● **Passage to read**:
2007 United States Super 8 Film & Digital Video Festival

Friday- Sunday, February 16-18, 2007 at 7:00 p.m.
Scott Hall #123 * CAC * Rutgers University
$10=General; $9=Students+Seniors; $8=Film Co-op Friends
Information: (732) 932-8482; www.njfilmfest.com;

2007 United States Super 8 Film + Digital Video Festival
Now in its 19th year, the United States Super 8mm Film + Digital Video Festival is the largest and longest running juried Super 8mm film and digital video festival in North America. The festival encourages any genre (animation, documentary, personal, narrative, experimental, etc.) made on Super 8mm/8mm film, Hi 8mm/8mm,or Digital video. Every year our Festival draws large audiences to celebrate works created with these small-gauge media formats. Audience members come to see small-budget works created by passionate film/video makers which are often more imaginative and impressive than the big-budget works produced out of Hollywood. The 19th annual United States Super 8mm Film + Digital Video Festivalsm will be held on February 16-18, 2007 at Scott Hall #123 (beginning each evening at 7 PM) on the College Avenue Campus of Rutgers University, New Brunswick, New Jersey. The Festival will include a different program each evening.

All works were screened by a panel of 16 judges including media professionals, journalists, students, and academics. The panel included: Juan Arancibia, Julia Dennebaum, Steve Dovidas, Bao Hoa Do, Kenji Fushijima (Inside Beat Film Editor), Christina Entcheva, Michael Grace, Lea Koussolulis , David Leiberfarb (Newark Star Ledger), Liz Nadybal, A.G. Nigrin, Paul Power (Museum of Modern Art, NYC), Ryan Ritchey (theFlux TV, Philadelphia, PA), Rita Stapleton, Shaun Seneviratne, and Anthony Stoeckert (Time Off, Princeton Packet Newspaper). These judges selected the 19 finalists (see the screening schedule in this playbill) which will be publicly screened at our Festival. These finalists were selected from over 210 works submitted by film and videomakers from around the world. 210 entries represents the most the Festival has received. In addition, the judges chose the Prize Winners (including over $3000 in prizes) in conjunction with the Festival Director. The audience will be asked to participate in the judging process by voting for their favorite works via the "Audience Choice Prize." The award winners will be publicly announced after the screenings on Sunday, February 18, 2007.

● **Supplied entries**:
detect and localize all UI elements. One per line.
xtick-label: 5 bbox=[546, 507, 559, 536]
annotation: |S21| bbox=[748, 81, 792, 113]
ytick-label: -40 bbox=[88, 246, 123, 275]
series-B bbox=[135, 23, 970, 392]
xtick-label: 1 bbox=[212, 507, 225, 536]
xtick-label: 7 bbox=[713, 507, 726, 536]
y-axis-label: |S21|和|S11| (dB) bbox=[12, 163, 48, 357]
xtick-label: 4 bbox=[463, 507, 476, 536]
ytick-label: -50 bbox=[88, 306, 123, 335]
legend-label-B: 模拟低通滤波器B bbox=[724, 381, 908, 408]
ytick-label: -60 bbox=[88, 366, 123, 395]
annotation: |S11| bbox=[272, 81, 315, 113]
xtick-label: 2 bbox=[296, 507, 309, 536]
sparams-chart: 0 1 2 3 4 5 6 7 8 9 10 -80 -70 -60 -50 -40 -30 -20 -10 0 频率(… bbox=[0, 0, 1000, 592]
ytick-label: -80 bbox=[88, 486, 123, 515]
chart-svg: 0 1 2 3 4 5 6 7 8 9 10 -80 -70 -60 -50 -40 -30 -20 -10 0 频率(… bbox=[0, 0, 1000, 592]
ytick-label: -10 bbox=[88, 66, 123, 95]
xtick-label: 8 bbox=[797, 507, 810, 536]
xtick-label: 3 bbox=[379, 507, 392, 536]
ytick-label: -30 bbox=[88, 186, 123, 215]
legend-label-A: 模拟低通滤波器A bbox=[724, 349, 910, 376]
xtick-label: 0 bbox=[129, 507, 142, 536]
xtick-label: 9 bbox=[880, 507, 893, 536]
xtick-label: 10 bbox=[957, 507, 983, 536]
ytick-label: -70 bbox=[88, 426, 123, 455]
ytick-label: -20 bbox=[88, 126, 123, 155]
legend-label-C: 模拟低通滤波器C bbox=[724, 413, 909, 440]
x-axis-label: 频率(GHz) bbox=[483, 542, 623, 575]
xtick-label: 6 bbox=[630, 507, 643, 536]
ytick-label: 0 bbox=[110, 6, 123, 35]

● **Stated goal 1**: According to the festival text, how many judges were on the panel that screened the works?
● **Stated goal 2**: Write the next part of the festival text, picking up after its last sentence.
The data stands apart from the festival text and is separate material.

● **Response 1**: The panel had 16 judges.

● **Response 2**:
The Festival also takes as its mandate the spreading of the Super 8 film + Digital video word. Toward that goal, the Rutgers Film Co-op/NJMAC has sponsored ten touring programs culled from Festival prize winners for the past thirteen years. The "Selections of the U.S. Super 8 Film/Video Festival Touring Program" has been screened at media art centers, film festivals, and universities including: Pittsburgh Filmmakers; Princeton Library; DCTV and Millennium in New York City; The Northwest Film & Video Center/Portland Art Museum, Oregon; The 2nd World Festival of Video in Brussels, Belgium; The Visual Studies Workshop in Rochester, New York; 911 Media Arts Center in Seattle, Washington; The Utah Film & Video Center in Salt Lake City; Berks Filmmakers in Reading, PA; Fairmont State College in West Virginia; Boston School of the Museum of Fine Arts; Hallwalls in Buffalo, New York; the Melbourne Super 8 Festival, Australia; and many others.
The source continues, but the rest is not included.